*ARTICLE*
Examples of finds from these sites are included in the exhibition, along with photographic and other records of the excavations. There are reproductions of some of the frescos that once adorned the caves and Buddha niches at Bamiyan, together with statues of the Buddha in plaster and shale that were found at Hadda and preserved at the Musée Guimet in Paris even as similar collections at the National Museum of Afghanistan in Kabul were destroyed in the 1990s.
Following World War II, a new agreement was signed between the Afghan government and the DAFA, this time with a view to extending its activities away from a focus on Afghanistan’s Hellenistic and Graeco-Buddhist heritage towards the whole of its history from the Bronze Age to the present. At the same time, other foreign archaeological missions began working in the country, the most important being Italian, German, and Japanese.

*LISTED ENTRIES*
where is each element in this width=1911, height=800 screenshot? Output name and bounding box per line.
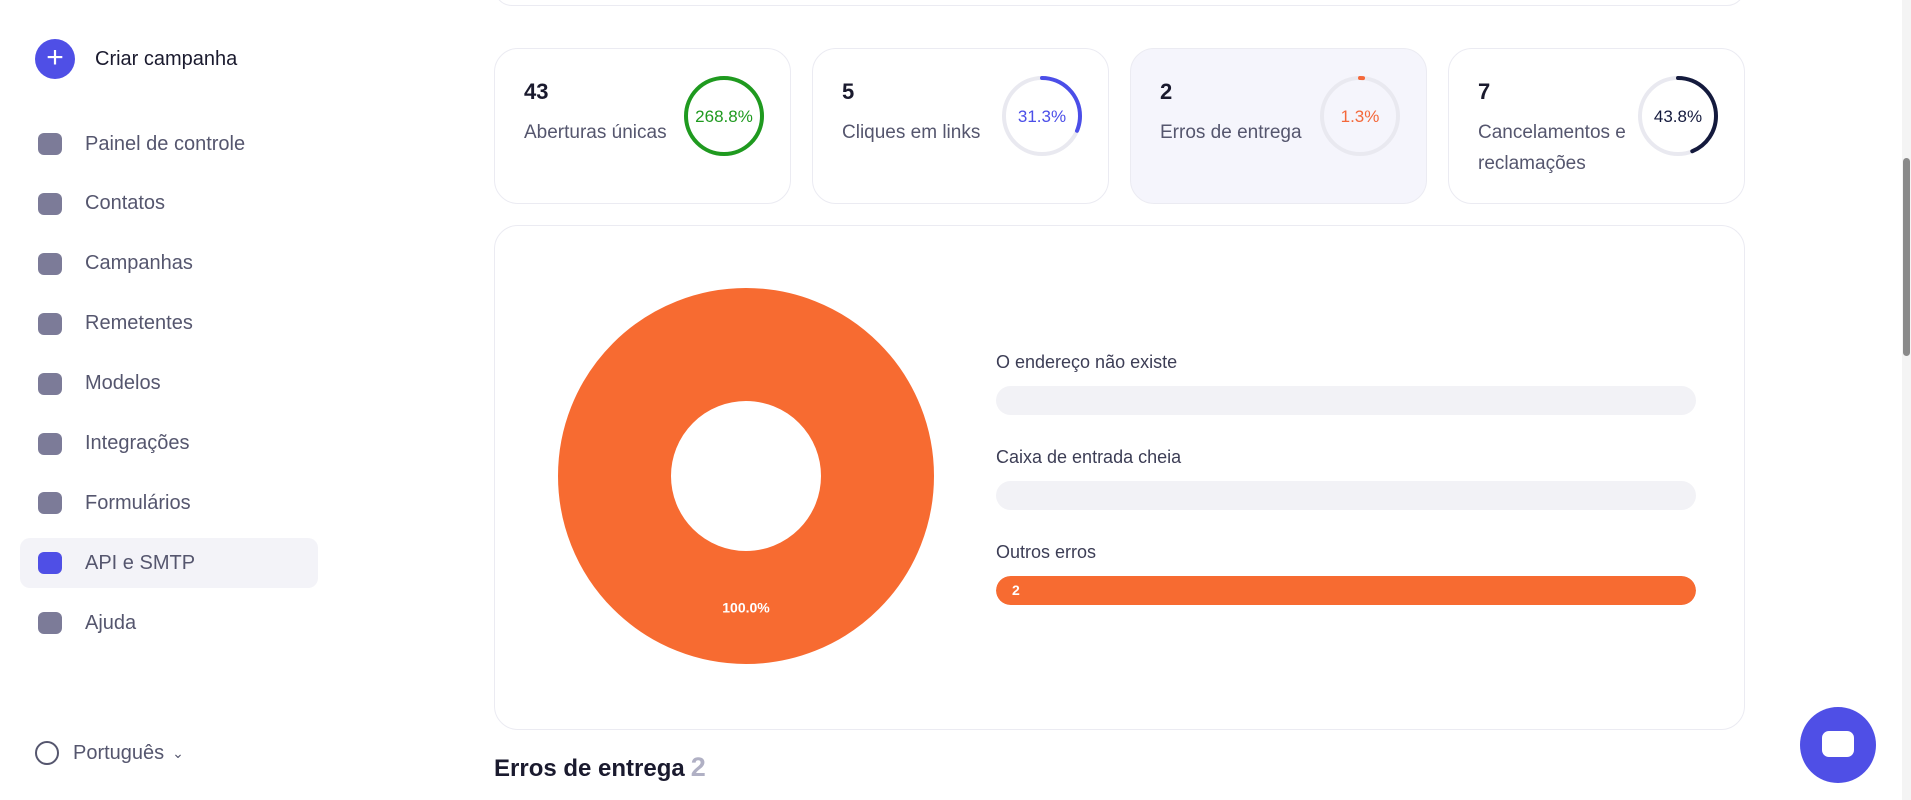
donut-label: 100.0% (722, 600, 770, 616)
error-label: Outros erros (996, 542, 1097, 562)
nav-icon (38, 552, 62, 575)
stat-label: Cliques em links (842, 122, 981, 143)
nav-label: Integrações (85, 432, 190, 454)
create-campaign-button[interactable]: + Criar campanha (35, 39, 237, 79)
ring-label: 43.8% (1654, 107, 1702, 126)
ring-arc (684, 76, 764, 156)
ring-arc (1002, 76, 1082, 156)
nav-item[interactable]: Modelos (20, 359, 318, 409)
ring-label: 1.3% (1341, 107, 1380, 126)
bar: 2 (996, 576, 1696, 605)
section-count: 2 (690, 752, 706, 782)
error-label: O endereço não existe (996, 352, 1178, 372)
top-card (494, 0, 1745, 6)
language-selector[interactable]: Português ⌄ (35, 738, 184, 768)
ring-label: 31.3% (1018, 107, 1066, 126)
scrollbar-track (1902, 0, 1911, 800)
nav-label: Painel de controle (85, 132, 246, 155)
stat-label: Erros de entrega (1160, 122, 1302, 143)
nav-icon (38, 192, 62, 215)
create-campaign-label: Criar campanha (95, 47, 238, 70)
stat-ring: 1.3% (1320, 76, 1400, 156)
nav-icon (38, 372, 62, 395)
nav-label: API e SMTP (85, 551, 196, 574)
stat-card[interactable]: 7 Cancelamentos e reclamações 43.8% (1448, 48, 1745, 204)
stat-ring: 31.3% (1002, 76, 1082, 156)
stat-label: Cancelamentos e reclamações (1478, 122, 1626, 174)
stat-label: Aberturas únicas (524, 122, 667, 143)
ring-arc (1320, 76, 1400, 156)
chevron: ⌄ (172, 744, 184, 761)
language-label: Português (73, 741, 165, 764)
stat-ring: 43.8% (1638, 76, 1718, 156)
nav-item[interactable]: Campanhas (20, 239, 318, 289)
nav-item[interactable]: Ajuda (20, 598, 318, 648)
ring-arc (1638, 76, 1718, 156)
nav-item[interactable]: Remetentes (20, 299, 318, 349)
ring-label: 268.8% (695, 107, 753, 126)
scrollbar-thumb (1903, 158, 1910, 356)
stat-card[interactable]: 5 Cliques em links 31.3% (812, 48, 1109, 204)
nav-item[interactable]: Integrações (20, 419, 318, 469)
stat-value: 2 (1160, 79, 1173, 104)
nav-label: Ajuda (85, 611, 137, 634)
bar-track (996, 386, 1696, 415)
nav-icon (38, 133, 62, 155)
nav-label: Modelos (85, 372, 161, 395)
nav-item[interactable]: Contatos (20, 179, 318, 229)
nav-icon (38, 252, 62, 275)
nav-label: Contatos (85, 192, 166, 215)
stat-card[interactable]: 2 Erros de entrega 1.3% (1130, 48, 1427, 204)
stat-value: 43 (524, 79, 549, 104)
bar-track (996, 481, 1696, 510)
breakdown-card: 100.0% O endereço não existe Caixa de entr… (494, 225, 1745, 730)
nav-label: Remetentes (85, 312, 193, 335)
nav-icon (38, 492, 62, 515)
stat-value: 5 (842, 79, 855, 104)
bar-track: 2 (996, 576, 1696, 605)
stat-card[interactable]: 43 Aberturas únicas 268.8% (494, 48, 791, 204)
section-title: Erros de entrega (494, 755, 685, 782)
stat-value: 7 (1478, 79, 1491, 104)
section-heading: Erros de entrega 2 (494, 752, 706, 783)
nav-label: Campanhas (85, 252, 193, 275)
nav-item[interactable]: Painel de controle (20, 119, 318, 169)
nav-label: Formulários (85, 491, 191, 514)
error-label: Caixa de entrada cheia (996, 447, 1182, 467)
plus-icon: + (35, 39, 75, 79)
donut-slice (558, 288, 934, 664)
bar-value: 2 (1012, 582, 1020, 598)
chat-button[interactable] (1800, 707, 1876, 783)
stat-ring: 268.8% (684, 76, 764, 156)
nav-icon (38, 432, 62, 455)
chat-icon (1822, 731, 1854, 757)
nav-item[interactable]: Formulários (20, 478, 318, 528)
globe-icon (35, 741, 59, 765)
nav-icon (38, 612, 62, 635)
nav-item[interactable]: API e SMTP (20, 538, 318, 589)
nav-icon (38, 312, 62, 335)
donut-chart: 100.0% (558, 288, 934, 664)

*WHAT YOU WILL DO*
Extend the text on archaeological missions in Afghanistan, beginning immediately after its final sentence.

*THE REPLY*
The exhibition reflects these activities in photographs and finds from excavations at Surkh Kotal in north-east Afghanistan between 1952 and 1963, once an important centre of the Kushan Empire that succeeded the Graeco-Bactrian kingdom, and at Lashkari Bazar near the city of Kandahar in the south of the country between 1949 and 1951, a site that was once the winter capital of the region’s Islamic Ghaznavid and Ghurid Dynasties.
Later rooms show the work carried out by multiple teams on the Minaret of Jam in the west of Afghanistan, a lone minaret dating back to the Ghurid Dynasty. The latter established the Islamic Delhi Sultanate in India, the forerunner of the Moghul Empire. An instructive video in the exhibition shows the Minaret’s complicated internal structure.
There is also a review of work carried out at Herat in western Afghanistan, a city established by Timur, founder of the Timurid Dynasty, who is perhaps best known to Western audiences by his English name of Tamburlaine the Great. Various international teams have worked on the restoration of the city’s Gawhar Shad Mausoleum, Husayn Bayqara Musalla Complex, and Qala-e Ikhtyaruddin Citadel, as they have on the Mosque of Khwaga Abu Nasr Parsa in Balkh and of course also on the restoration of the National Museum of Afghanistan in Kabul after its destruction in the 1990s.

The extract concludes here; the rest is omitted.